Work to be completed:
Repeat every line of the listing below exactly, minus the pictures.

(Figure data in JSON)
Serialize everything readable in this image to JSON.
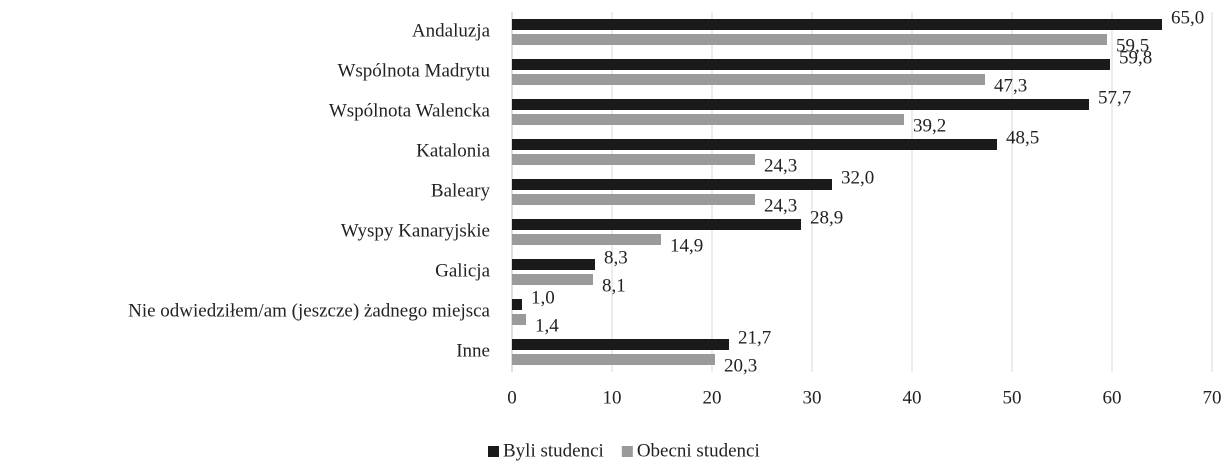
{
  "chart_data": {
    "type": "bar",
    "orientation": "horizontal",
    "categories": [
      "Andaluzja",
      "Wspólnota Madrytu",
      "Wspólnota Walencka",
      "Katalonia",
      "Baleary",
      "Wyspy Kanaryjskie",
      "Galicja",
      "Nie odwiedziłem/am (jeszcze) żadnego miejsca",
      "Inne"
    ],
    "series": [
      {
        "name": "Byli studenci",
        "color": "#1a1a1a",
        "values": [
          65.0,
          59.8,
          57.7,
          48.5,
          32.0,
          28.9,
          8.3,
          1.0,
          21.7
        ],
        "value_labels": [
          "65,0",
          "59,8",
          "57,7",
          "48,5",
          "32,0",
          "28,9",
          "8,3",
          "1,0",
          "21,7"
        ]
      },
      {
        "name": "Obecni studenci",
        "color": "#9a9a9a",
        "values": [
          59.5,
          47.3,
          39.2,
          24.3,
          24.3,
          14.9,
          8.1,
          1.4,
          20.3
        ],
        "value_labels": [
          "59,5",
          "47,3",
          "39,2",
          "24,3",
          "24,3",
          "14,9",
          "8,1",
          "1,4",
          "20,3"
        ]
      }
    ],
    "xlim": [
      0,
      70
    ],
    "xticks": [
      0,
      10,
      20,
      30,
      40,
      50,
      60,
      70
    ],
    "grid": true,
    "legend": "bottom"
  }
}
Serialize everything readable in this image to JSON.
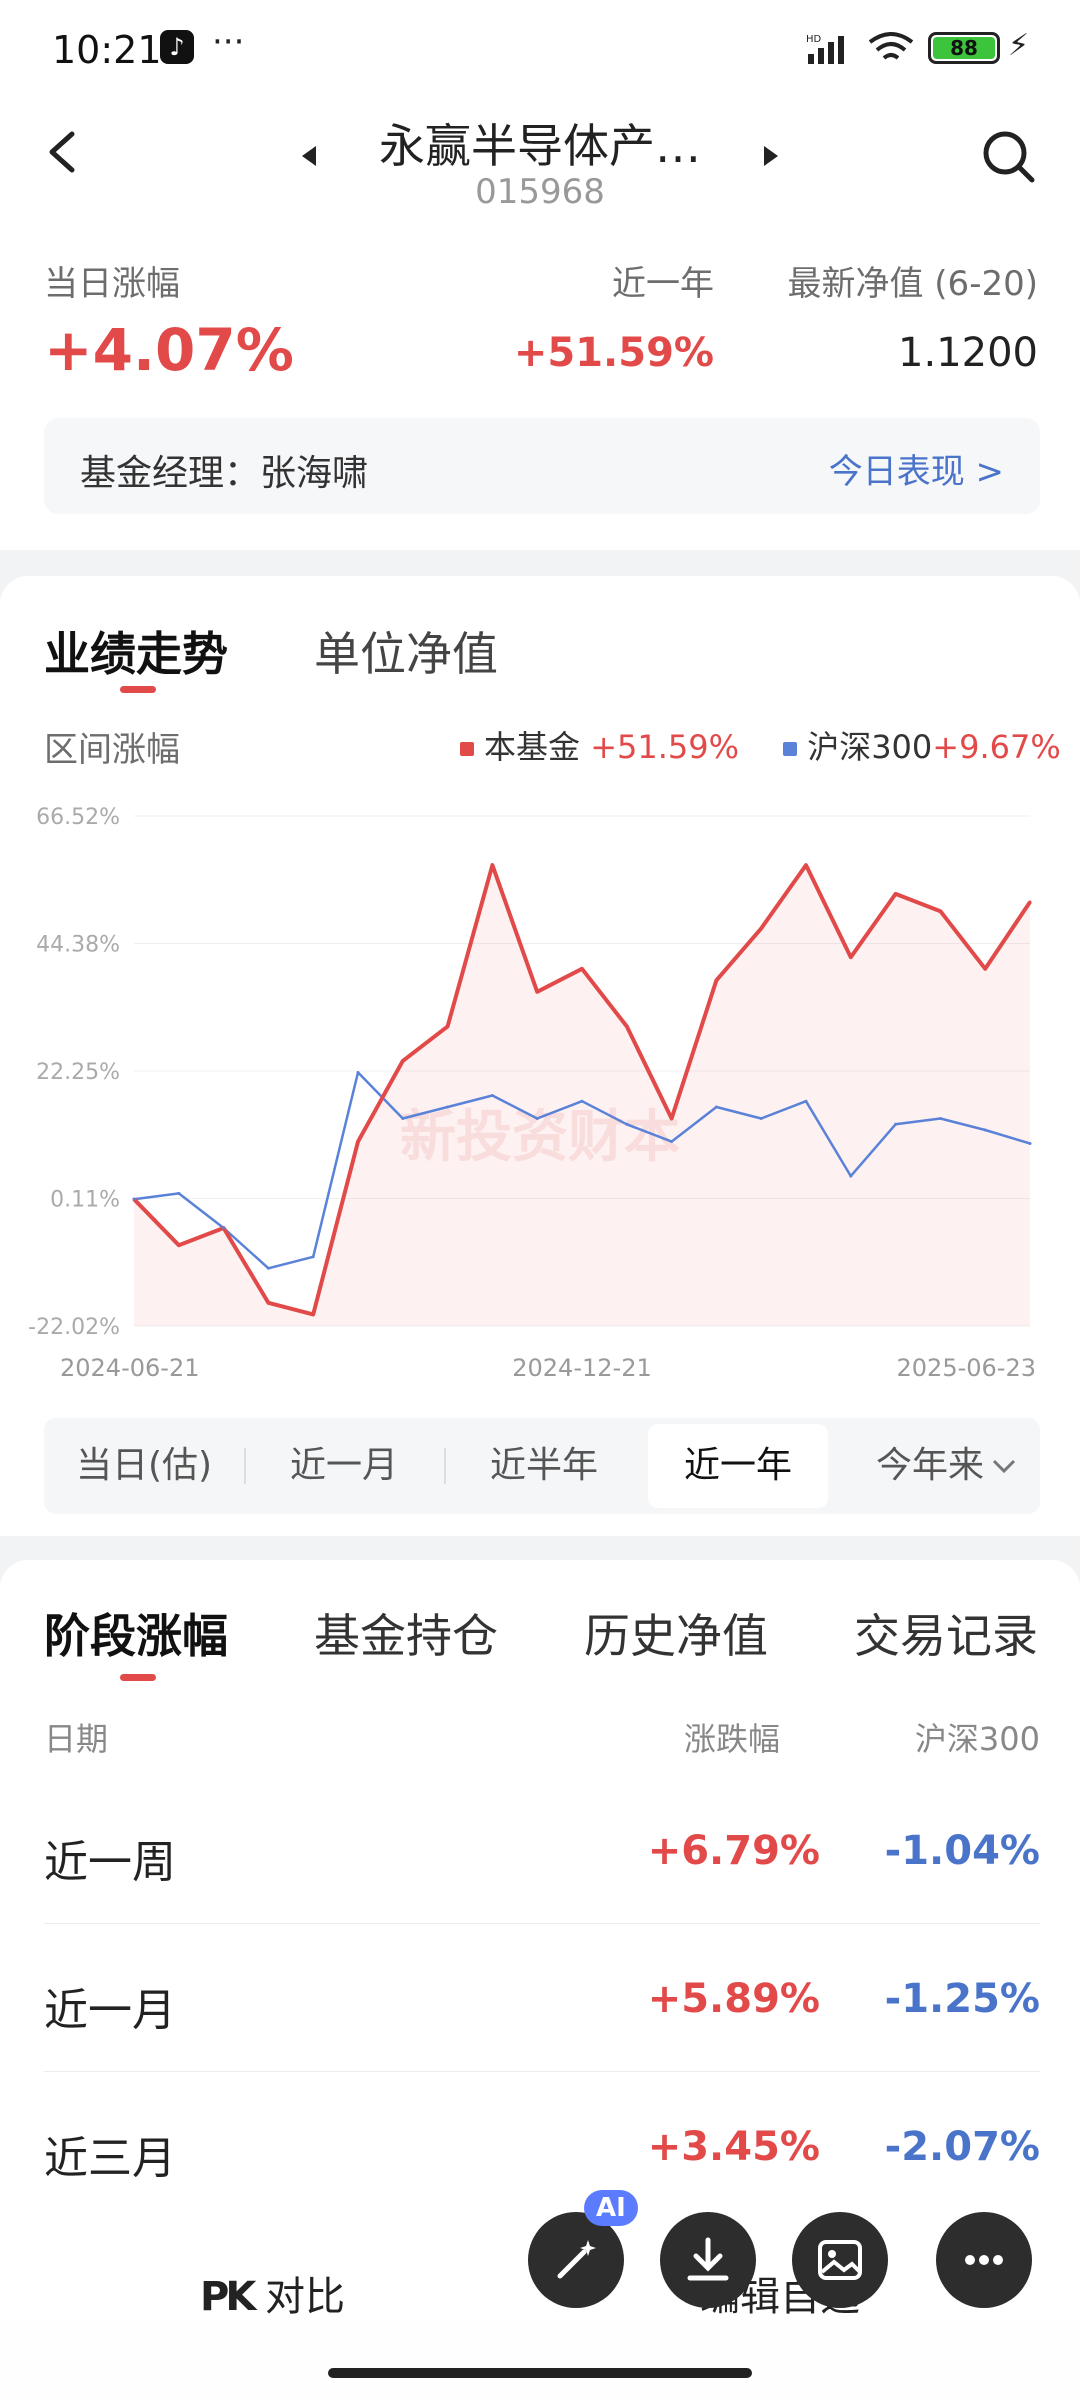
{
  "status": {
    "time": "10:21",
    "more": "···",
    "battery": "88"
  },
  "header": {
    "title": "永赢半导体产…",
    "code": "015968"
  },
  "summary": {
    "today_label": "当日涨幅",
    "today_value": "+4.07%",
    "year_label": "近一年",
    "year_value": "+51.59%",
    "nav_label": "最新净值 (6-20)",
    "nav_value": "1.1200",
    "manager_label": "基金经理：张海啸",
    "today_perf_link": "今日表现 >"
  },
  "perf": {
    "tabs": [
      "业绩走势",
      "单位净值"
    ],
    "range_label": "区间涨幅",
    "legend": [
      {
        "name": "本基金",
        "value": "+51.59%",
        "color": "#e24a4a"
      },
      {
        "name": "沪深300",
        "value": "+9.67%",
        "color": "#5a82d8"
      }
    ],
    "watermark": "新投资财本",
    "segments": [
      "当日(估)",
      "近一月",
      "近半年",
      "近一年",
      "今年来"
    ],
    "active_segment": "近一年"
  },
  "chart_data": {
    "type": "line",
    "x": [
      "2024-06-21",
      "2024-07-15",
      "2024-08-15",
      "2024-09-10",
      "2024-09-24",
      "2024-09-30",
      "2024-10-08",
      "2024-10-25",
      "2024-11-08",
      "2024-11-25",
      "2024-12-21",
      "2025-01-10",
      "2025-01-27",
      "2025-02-20",
      "2025-03-10",
      "2025-03-25",
      "2025-04-08",
      "2025-04-25",
      "2025-05-15",
      "2025-06-05",
      "2025-06-23"
    ],
    "series": [
      {
        "name": "本基金",
        "color": "#e24a4a",
        "values": [
          0,
          -8,
          -5,
          -18,
          -20,
          10,
          24,
          30,
          58,
          36,
          40,
          30,
          14,
          38,
          47,
          58,
          42,
          53,
          50,
          40,
          51.59
        ]
      },
      {
        "name": "沪深300",
        "color": "#5a82d8",
        "values": [
          0,
          1,
          -5,
          -12,
          -10,
          22,
          14,
          16,
          18,
          14,
          17,
          13,
          10,
          16,
          14,
          17,
          4,
          13,
          14,
          12,
          9.67
        ]
      }
    ],
    "y_ticks": [
      "66.52%",
      "44.38%",
      "22.25%",
      "0.11%",
      "-22.02%"
    ],
    "x_ticks": [
      "2024-06-21",
      "2024-12-21",
      "2025-06-23"
    ],
    "ylim": [
      -22.02,
      66.52
    ]
  },
  "periods": {
    "tabs": [
      "阶段涨幅",
      "基金持仓",
      "历史净值",
      "交易记录"
    ],
    "col_date": "日期",
    "col_change": "涨跌幅",
    "col_index": "沪深300",
    "rows": [
      {
        "label": "近一周",
        "fund": "+6.79%",
        "index": "-1.04%"
      },
      {
        "label": "近一月",
        "fund": "+5.89%",
        "index": "-1.25%"
      },
      {
        "label": "近三月",
        "fund": "+3.45%",
        "index": "-2.07%"
      }
    ]
  },
  "bottom": {
    "compare": "对比",
    "edit": "编辑自选",
    "ai": "AI"
  }
}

In response:
Serialize everything readable in this image to JSON.
{
  "chart_data": {
    "type": "bar",
    "orientation": "horizontal",
    "categories": [
      "Andaluzja",
      "Wspólnota Madrytu",
      "Wspólnota Walencka",
      "Katalonia",
      "Baleary",
      "Wyspy Kanaryjskie",
      "Galicja",
      "Nie odwiedziłem/am (jeszcze) żadnego miejsca",
      "Inne"
    ],
    "series": [
      {
        "name": "Byli studenci",
        "color": "#1a1a1a",
        "values": [
          65.0,
          59.8,
          57.7,
          48.5,
          32.0,
          28.9,
          8.3,
          1.0,
          21.7
        ],
        "value_labels": [
          "65,0",
          "59,8",
          "57,7",
          "48,5",
          "32,0",
          "28,9",
          "8,3",
          "1,0",
          "21,7"
        ]
      },
      {
        "name": "Obecni studenci",
        "color": "#9a9a9a",
        "values": [
          59.5,
          47.3,
          39.2,
          24.3,
          24.3,
          14.9,
          8.1,
          1.4,
          20.3
        ],
        "value_labels": [
          "59,5",
          "47,3",
          "39,2",
          "24,3",
          "24,3",
          "14,9",
          "8,1",
          "1,4",
          "20,3"
        ]
      }
    ],
    "xlim": [
      0,
      70
    ],
    "xticks": [
      0,
      10,
      20,
      30,
      40,
      50,
      60,
      70
    ],
    "grid": true,
    "legend": "bottom"
  }
}
Serialize everything readable in this image to JSON.
{
  "status": {
    "time": "10:21",
    "more": "···",
    "battery": "88"
  },
  "header": {
    "title": "永赢半导体产…",
    "code": "015968"
  },
  "summary": {
    "today_label": "当日涨幅",
    "today_value": "+4.07%",
    "year_label": "近一年",
    "year_value": "+51.59%",
    "nav_label": "最新净值 (6-20)",
    "nav_value": "1.1200",
    "manager_label": "基金经理：张海啸",
    "today_perf_link": "今日表现 >"
  },
  "perf": {
    "tabs": [
      "业绩走势",
      "单位净值"
    ],
    "range_label": "区间涨幅",
    "legend": [
      {
        "name": "本基金",
        "value": "+51.59%",
        "color": "#e24a4a"
      },
      {
        "name": "沪深300",
        "value": "+9.67%",
        "color": "#5a82d8"
      }
    ],
    "watermark": "新投资财本",
    "segments": [
      "当日(估)",
      "近一月",
      "近半年",
      "近一年",
      "今年来"
    ],
    "active_segment": "近一年"
  },
  "chart_data": {
    "type": "line",
    "x": [
      "2024-06-21",
      "2024-07-15",
      "2024-08-15",
      "2024-09-10",
      "2024-09-24",
      "2024-09-30",
      "2024-10-08",
      "2024-10-25",
      "2024-11-08",
      "2024-11-25",
      "2024-12-21",
      "2025-01-10",
      "2025-01-27",
      "2025-02-20",
      "2025-03-10",
      "2025-03-25",
      "2025-04-08",
      "2025-04-25",
      "2025-05-15",
      "2025-06-05",
      "2025-06-23"
    ],
    "series": [
      {
        "name": "本基金",
        "color": "#e24a4a",
        "values": [
          0,
          -8,
          -5,
          -18,
          -20,
          10,
          24,
          30,
          58,
          36,
          40,
          30,
          14,
          38,
          47,
          58,
          42,
          53,
          50,
          40,
          51.59
        ]
      },
      {
        "name": "沪深300",
        "color": "#5a82d8",
        "values": [
          0,
          1,
          -5,
          -12,
          -10,
          22,
          14,
          16,
          18,
          14,
          17,
          13,
          10,
          16,
          14,
          17,
          4,
          13,
          14,
          12,
          9.67
        ]
      }
    ],
    "y_ticks": [
      "66.52%",
      "44.38%",
      "22.25%",
      "0.11%",
      "-22.02%"
    ],
    "x_ticks": [
      "2024-06-21",
      "2024-12-21",
      "2025-06-23"
    ],
    "ylim": [
      -22.02,
      66.52
    ]
  },
  "periods": {
    "tabs": [
      "阶段涨幅",
      "基金持仓",
      "历史净值",
      "交易记录"
    ],
    "col_date": "日期",
    "col_change": "涨跌幅",
    "col_index": "沪深300",
    "rows": [
      {
        "label": "近一周",
        "fund": "+6.79%",
        "index": "-1.04%"
      },
      {
        "label": "近一月",
        "fund": "+5.89%",
        "index": "-1.25%"
      },
      {
        "label": "近三月",
        "fund": "+3.45%",
        "index": "-2.07%"
      }
    ]
  },
  "bottom": {
    "compare": "对比",
    "edit": "编辑自选",
    "ai": "AI"
  }
}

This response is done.